** BEGIN Data to use **
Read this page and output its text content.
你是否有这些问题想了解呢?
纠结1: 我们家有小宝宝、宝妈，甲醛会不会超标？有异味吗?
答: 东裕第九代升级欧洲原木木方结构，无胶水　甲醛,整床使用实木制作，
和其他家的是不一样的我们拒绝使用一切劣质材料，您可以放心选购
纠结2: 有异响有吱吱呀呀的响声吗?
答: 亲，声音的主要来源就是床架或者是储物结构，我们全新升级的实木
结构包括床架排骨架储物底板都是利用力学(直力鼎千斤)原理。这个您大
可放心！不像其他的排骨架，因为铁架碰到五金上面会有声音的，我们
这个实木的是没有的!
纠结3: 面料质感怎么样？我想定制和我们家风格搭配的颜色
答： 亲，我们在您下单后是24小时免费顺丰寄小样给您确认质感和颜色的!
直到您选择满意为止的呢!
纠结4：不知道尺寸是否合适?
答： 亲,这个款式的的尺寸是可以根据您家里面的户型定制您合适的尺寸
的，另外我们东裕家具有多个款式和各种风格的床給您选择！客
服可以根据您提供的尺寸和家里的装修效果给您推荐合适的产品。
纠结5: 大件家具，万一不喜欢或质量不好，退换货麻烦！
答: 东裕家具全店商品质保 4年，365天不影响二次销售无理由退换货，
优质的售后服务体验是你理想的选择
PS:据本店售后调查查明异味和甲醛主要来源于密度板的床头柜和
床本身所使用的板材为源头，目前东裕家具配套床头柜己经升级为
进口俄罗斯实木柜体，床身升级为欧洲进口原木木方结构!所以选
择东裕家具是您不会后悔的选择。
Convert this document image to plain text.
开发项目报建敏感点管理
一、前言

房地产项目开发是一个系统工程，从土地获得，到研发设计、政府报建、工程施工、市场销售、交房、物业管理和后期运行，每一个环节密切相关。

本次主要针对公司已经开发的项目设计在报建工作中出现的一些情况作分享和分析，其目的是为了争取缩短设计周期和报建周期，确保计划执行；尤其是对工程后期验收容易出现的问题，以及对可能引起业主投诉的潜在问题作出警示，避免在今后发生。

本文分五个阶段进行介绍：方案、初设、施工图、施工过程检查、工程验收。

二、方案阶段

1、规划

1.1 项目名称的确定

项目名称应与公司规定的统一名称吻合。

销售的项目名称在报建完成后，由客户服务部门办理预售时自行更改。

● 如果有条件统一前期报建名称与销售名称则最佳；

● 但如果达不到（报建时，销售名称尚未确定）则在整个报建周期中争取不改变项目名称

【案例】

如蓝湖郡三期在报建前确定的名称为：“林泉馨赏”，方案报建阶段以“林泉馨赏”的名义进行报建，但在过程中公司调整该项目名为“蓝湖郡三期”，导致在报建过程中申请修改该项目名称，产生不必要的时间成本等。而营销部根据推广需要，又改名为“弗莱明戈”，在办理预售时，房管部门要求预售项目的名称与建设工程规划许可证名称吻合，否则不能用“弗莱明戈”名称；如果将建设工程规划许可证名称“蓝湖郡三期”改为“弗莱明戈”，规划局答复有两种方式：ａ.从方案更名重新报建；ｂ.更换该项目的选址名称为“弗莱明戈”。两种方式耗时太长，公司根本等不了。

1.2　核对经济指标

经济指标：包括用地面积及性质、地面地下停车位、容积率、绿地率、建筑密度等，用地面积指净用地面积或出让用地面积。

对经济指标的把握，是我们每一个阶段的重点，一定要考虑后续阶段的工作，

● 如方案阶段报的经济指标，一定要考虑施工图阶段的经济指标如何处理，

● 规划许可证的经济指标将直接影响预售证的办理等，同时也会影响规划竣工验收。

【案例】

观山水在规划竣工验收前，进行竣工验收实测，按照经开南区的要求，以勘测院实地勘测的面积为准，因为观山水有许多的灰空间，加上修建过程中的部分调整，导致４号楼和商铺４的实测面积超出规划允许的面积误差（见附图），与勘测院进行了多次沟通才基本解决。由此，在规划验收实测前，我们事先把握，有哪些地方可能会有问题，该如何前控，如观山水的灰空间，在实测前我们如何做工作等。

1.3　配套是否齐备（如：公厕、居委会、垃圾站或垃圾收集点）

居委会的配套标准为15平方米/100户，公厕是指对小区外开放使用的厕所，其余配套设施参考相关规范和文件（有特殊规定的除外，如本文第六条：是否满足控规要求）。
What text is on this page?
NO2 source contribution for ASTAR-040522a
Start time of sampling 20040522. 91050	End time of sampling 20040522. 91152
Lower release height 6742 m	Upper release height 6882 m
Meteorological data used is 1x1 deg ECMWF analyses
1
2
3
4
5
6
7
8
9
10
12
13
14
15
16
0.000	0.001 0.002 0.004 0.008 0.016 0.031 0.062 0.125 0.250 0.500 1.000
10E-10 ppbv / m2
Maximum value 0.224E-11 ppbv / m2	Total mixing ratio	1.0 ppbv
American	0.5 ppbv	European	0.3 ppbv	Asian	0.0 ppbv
** END Data to use **
Direction: Quote all the records exactly, please, leaving none out.

Correct answer:
Read this page and output its text content.
你是否有这些问题想了解呢?
纠结1: 我们家有小宝宝、宝妈，甲醛会不会超标？有异味吗?
答: 东裕第九代升级欧洲原木木方结构，无胶水　甲醛,整床使用实木制作，
和其他家的是不一样的我们拒绝使用一切劣质材料，您可以放心选购
纠结2: 有异响有吱吱呀呀的响声吗?
答: 亲，声音的主要来源就是床架或者是储物结构，我们全新升级的实木
结构包括床架排骨架储物底板都是利用力学(直力鼎千斤)原理。这个您大
可放心！不像其他的排骨架，因为铁架碰到五金上面会有声音的，我们
这个实木的是没有的!
纠结3: 面料质感怎么样？我想定制和我们家风格搭配的颜色
答： 亲，我们在您下单后是24小时免费顺丰寄小样给您确认质感和颜色的!
直到您选择满意为止的呢!
纠结4：不知道尺寸是否合适?
答： 亲,这个款式的的尺寸是可以根据您家里面的户型定制您合适的尺寸
的，另外我们东裕家具有多个款式和各种风格的床給您选择！客
服可以根据您提供的尺寸和家里的装修效果给您推荐合适的产品。
纠结5: 大件家具，万一不喜欢或质量不好，退换货麻烦！
答: 东裕家具全店商品质保 4年，365天不影响二次销售无理由退换货，
优质的售后服务体验是你理想的选择
PS:据本店售后调查查明异味和甲醛主要来源于密度板的床头柜和
床本身所使用的板材为源头，目前东裕家具配套床头柜己经升级为
进口俄罗斯实木柜体，床身升级为欧洲进口原木木方结构!所以选
择东裕家具是您不会后悔的选择。
Convert this document image to plain text.
开发项目报建敏感点管理
一、前言

房地产项目开发是一个系统工程，从土地获得，到研发设计、政府报建、工程施工、市场销售、交房、物业管理和后期运行，每一个环节密切相关。

本次主要针对公司已经开发的项目设计在报建工作中出现的一些情况作分享和分析，其目的是为了争取缩短设计周期和报建周期，确保计划执行；尤其是对工程后期验收容易出现的问题，以及对可能引起业主投诉的潜在问题作出警示，避免在今后发生。

本文分五个阶段进行介绍：方案、初设、施工图、施工过程检查、工程验收。

二、方案阶段

1、规划

1.1 项目名称的确定

项目名称应与公司规定的统一名称吻合。

销售的项目名称在报建完成后，由客户服务部门办理预售时自行更改。

● 如果有条件统一前期报建名称与销售名称则最佳；

● 但如果达不到（报建时，销售名称尚未确定）则在整个报建周期中争取不改变项目名称

【案例】

如蓝湖郡三期在报建前确定的名称为：“林泉馨赏”，方案报建阶段以“林泉馨赏”的名义进行报建，但在过程中公司调整该项目名为“蓝湖郡三期”，导致在报建过程中申请修改该项目名称，产生不必要的时间成本等。而营销部根据推广需要，又改名为“弗莱明戈”，在办理预售时，房管部门要求预售项目的名称与建设工程规划许可证名称吻合，否则不能用“弗莱明戈”名称；如果将建设工程规划许可证名称“蓝湖郡三期”改为“弗莱明戈”，规划局答复有两种方式：ａ.从方案更名重新报建；ｂ.更换该项目的选址名称为“弗莱明戈”。两种方式耗时太长，公司根本等不了。

1.2　核对经济指标

经济指标：包括用地面积及性质、地面地下停车位、容积率、绿地率、建筑密度等，用地面积指净用地面积或出让用地面积。

对经济指标的把握，是我们每一个阶段的重点，一定要考虑后续阶段的工作，

● 如方案阶段报的经济指标，一定要考虑施工图阶段的经济指标如何处理，

● 规划许可证的经济指标将直接影响预售证的办理等，同时也会影响规划竣工验收。

【案例】

观山水在规划竣工验收前，进行竣工验收实测，按照经开南区的要求，以勘测院实地勘测的面积为准，因为观山水有许多的灰空间，加上修建过程中的部分调整，导致４号楼和商铺４的实测面积超出规划允许的面积误差（见附图），与勘测院进行了多次沟通才基本解决。由此，在规划验收实测前，我们事先把握，有哪些地方可能会有问题，该如何前控，如观山水的灰空间，在实测前我们如何做工作等。

1.3　配套是否齐备（如：公厕、居委会、垃圾站或垃圾收集点）

居委会的配套标准为15平方米/100户，公厕是指对小区外开放使用的厕所，其余配套设施参考相关规范和文件（有特殊规定的除外，如本文第六条：是否满足控规要求）。
What text is on this page?
NO2 source contribution for ASTAR-040522a
Start time of sampling 20040522. 91050	End time of sampling 20040522. 91152
Lower release height 6742 m	Upper release height 6882 m
Meteorological data used is 1x1 deg ECMWF analyses
1
2
3
4
5
6
7
8
9
10
12
13
14
15
16
0.000	0.001 0.002 0.004 0.008 0.016 0.031 0.062 0.125 0.250 0.500 1.000
10E-10 ppbv / m2
Maximum value 0.224E-11 ppbv / m2	Total mixing ratio	1.0 ppbv
American	0.5 ppbv	European	0.3 ppbv	Asian	0.0 ppbv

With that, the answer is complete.